## 文書の抜粋
________________________

Media、WebRTC、Web Audio

  • ネットワークの品質低下によりフレームレートや解像度のどちらも設定されたレベルを維持できないときに、どちらを優先するかを WebRTC アプリケーションが設定できるようになりました。 この値は RTCRtpSender インターフェイスの setParameters() メソッドに渡す引数オブジェクトの degradationPreference プロパティで設定します。 また、getParameters() メソッドが返すオブジェクトでこの値を読み取ることもできます (Firefox bug 1329847)。

WebDriver への適合 (WebDriver BiDi, Marionette)

一般

  • ログを適切に標準出力へパイプ接続するために必要な設定が、すべてのリモートプロトコルで有効になりました (Firefox bug 1947740)。
  • 親プロセスのブラウジングコンテキスト (ブラウザーの UI など) との対話やコンテンツプロセスの特権 API の使用といった注意が必要な機能を有効化する、Firefox の新たな引数 --remote-enable-system-access を追加しました。これは次のリリースで WebDriver BiDi で使用する計画で、Marionette ではすでに使用可能です (後述の Marionette の章をご覧ください) (Firefox bug 1944565)。

WebDriver BiDi

  • webExtension.install コマンドがデフォルトでウェブ拡張機能を一時的にインストールするようになりました。未署名の拡張機能を XPI ファイルまたは展開状態のフォルダーで使用可能になります。通常の拡張機能として強制的にインストールするために、Firefox 固有の新たな引数 moz:permanent を追加しました (Firefox bug 1947678)。

________________________

## 提供された情報
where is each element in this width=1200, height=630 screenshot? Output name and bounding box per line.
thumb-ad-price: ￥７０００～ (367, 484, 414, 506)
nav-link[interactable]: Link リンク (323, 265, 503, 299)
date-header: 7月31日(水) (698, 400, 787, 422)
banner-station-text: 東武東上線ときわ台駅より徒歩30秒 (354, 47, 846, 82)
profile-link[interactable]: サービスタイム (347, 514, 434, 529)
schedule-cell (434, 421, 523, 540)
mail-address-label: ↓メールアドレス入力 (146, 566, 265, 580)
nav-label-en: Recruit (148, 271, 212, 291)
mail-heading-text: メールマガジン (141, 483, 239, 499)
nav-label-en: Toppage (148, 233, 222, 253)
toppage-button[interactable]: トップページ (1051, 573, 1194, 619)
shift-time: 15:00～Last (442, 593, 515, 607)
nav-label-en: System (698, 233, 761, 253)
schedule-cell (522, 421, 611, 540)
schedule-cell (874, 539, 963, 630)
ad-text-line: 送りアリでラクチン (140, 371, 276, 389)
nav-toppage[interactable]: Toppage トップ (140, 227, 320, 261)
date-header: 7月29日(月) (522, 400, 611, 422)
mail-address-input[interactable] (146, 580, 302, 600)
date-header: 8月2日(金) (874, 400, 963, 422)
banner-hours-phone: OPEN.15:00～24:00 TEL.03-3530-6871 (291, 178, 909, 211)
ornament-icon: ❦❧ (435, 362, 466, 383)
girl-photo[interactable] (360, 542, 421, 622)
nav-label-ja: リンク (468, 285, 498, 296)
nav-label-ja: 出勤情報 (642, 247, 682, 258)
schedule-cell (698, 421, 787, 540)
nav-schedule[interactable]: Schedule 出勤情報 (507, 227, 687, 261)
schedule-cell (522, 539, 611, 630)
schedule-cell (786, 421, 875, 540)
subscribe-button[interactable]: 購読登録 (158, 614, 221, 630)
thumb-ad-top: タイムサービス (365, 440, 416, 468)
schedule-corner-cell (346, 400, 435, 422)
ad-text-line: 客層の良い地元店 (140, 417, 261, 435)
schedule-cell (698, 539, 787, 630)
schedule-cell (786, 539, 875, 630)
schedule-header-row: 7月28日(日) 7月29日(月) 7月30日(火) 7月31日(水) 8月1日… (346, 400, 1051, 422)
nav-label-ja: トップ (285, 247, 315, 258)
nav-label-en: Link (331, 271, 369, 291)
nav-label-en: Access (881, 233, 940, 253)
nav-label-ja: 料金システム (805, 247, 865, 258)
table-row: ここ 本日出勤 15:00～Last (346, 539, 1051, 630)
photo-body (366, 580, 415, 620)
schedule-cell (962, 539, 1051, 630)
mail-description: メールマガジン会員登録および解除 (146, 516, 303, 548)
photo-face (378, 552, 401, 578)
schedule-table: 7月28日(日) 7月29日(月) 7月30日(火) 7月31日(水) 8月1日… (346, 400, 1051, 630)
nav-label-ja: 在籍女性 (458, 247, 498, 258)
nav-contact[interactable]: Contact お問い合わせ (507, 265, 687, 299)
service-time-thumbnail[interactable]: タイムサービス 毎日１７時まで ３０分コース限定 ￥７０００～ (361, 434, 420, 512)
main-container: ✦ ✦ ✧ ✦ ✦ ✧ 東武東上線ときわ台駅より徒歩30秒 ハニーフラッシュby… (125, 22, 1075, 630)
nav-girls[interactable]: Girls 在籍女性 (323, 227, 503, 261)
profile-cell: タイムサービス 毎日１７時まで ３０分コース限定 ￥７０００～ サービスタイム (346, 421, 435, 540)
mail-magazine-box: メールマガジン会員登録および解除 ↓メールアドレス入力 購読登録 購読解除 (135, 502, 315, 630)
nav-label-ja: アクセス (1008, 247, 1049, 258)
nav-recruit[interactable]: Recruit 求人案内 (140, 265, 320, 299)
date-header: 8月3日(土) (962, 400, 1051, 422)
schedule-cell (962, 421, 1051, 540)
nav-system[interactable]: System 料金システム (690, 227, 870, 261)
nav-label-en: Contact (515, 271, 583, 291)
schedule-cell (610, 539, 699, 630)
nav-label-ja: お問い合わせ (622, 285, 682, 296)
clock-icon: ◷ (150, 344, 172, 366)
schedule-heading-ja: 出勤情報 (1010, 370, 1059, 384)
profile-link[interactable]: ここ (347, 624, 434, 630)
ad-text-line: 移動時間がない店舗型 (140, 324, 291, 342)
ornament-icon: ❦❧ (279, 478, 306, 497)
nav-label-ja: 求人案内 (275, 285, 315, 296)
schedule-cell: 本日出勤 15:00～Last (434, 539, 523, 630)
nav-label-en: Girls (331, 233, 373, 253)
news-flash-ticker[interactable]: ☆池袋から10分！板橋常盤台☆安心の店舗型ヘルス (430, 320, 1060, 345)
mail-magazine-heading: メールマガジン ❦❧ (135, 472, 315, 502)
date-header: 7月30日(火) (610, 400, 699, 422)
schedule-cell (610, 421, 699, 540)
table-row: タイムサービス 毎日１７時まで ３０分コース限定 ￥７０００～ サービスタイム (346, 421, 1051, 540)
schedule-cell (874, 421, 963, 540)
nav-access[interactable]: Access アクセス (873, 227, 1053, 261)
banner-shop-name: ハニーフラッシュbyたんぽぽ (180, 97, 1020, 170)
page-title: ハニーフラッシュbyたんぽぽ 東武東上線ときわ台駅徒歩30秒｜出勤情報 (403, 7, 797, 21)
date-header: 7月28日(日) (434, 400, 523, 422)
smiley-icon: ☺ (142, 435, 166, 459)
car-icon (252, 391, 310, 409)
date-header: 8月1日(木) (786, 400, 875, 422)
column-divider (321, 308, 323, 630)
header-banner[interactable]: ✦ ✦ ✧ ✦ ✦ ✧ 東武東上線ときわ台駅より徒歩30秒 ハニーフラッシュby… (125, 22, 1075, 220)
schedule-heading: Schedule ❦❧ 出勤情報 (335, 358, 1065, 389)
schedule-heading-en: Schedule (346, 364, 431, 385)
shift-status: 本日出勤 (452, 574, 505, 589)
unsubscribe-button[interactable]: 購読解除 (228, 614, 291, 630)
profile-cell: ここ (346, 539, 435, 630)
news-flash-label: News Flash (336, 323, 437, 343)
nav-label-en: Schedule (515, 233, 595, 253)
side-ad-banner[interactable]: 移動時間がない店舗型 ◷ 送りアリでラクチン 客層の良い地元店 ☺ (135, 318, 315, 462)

________________________

## 以下の課題
1. 文書の抜粋で参照されている Firefox bug の番号をすべて挙げてください。
2. 文書の抜粋によると、拡張機能を通常の拡張機能として強制的にインストールするために追加された Firefox 固有の引数は何ですか。
3. 文書の抜粋の「Media、WebRTC、Web Audio」から始まり「(Firefox bug 1947678)。」で終わる部分を、「ウェブ拡張機能」を「アドオン」に置き換えて書き直してください。

## 課題の解答
1. 1329847、1947740、1944565、1947678

2. moz:permanent です。

3.
Media、WebRTC、Web Audio

  • ネットワークの品質低下によりフレームレートや解像度のどちらも設定されたレベルを維持できないときに、どちらを優先するかを WebRTC アプリケーションが設定できるようになりました。 この値は RTCRtpSender インターフェイスの setParameters() メソッドに渡す引数オブジェクトの degradationPreference プロパティで設定します。 また、getParameters() メソッドが返すオブジェクトでこの値を読み取ることもできます (Firefox bug 1329847)。

WebDriver への適合 (WebDriver BiDi, Marionette)

一般

  • ログを適切に標準出力へパイプ接続するために必要な設定が、すべてのリモートプロトコルで有効になりました (Firefox bug 1947740)。
  • 親プロセスのブラウジングコンテキスト (ブラウザーの UI など) との対話やコンテンツプロセスの特権 API の使用といった注意が必要な機能を有効化する、Firefox の新たな引数 --remote-enable-system-access を追加しました。これは次のリリースで WebDriver BiDi で使用する計画で、Marionette ではすでに使用可能です (後述の Marionette の章をご覧ください) (Firefox bug 1944565)。

WebDriver BiDi

  • webExtension.install コマンドがデフォルトでアドオンを一時的にインストールするようになりました。未署名の拡張機能を XPI ファイルまたは展開状態のフォルダーで使用可能になります。通常の拡張機能として強制的にインストールするために、Firefox 固有の新たな引数 moz:permanent を追加しました (Firefox bug 1947678)。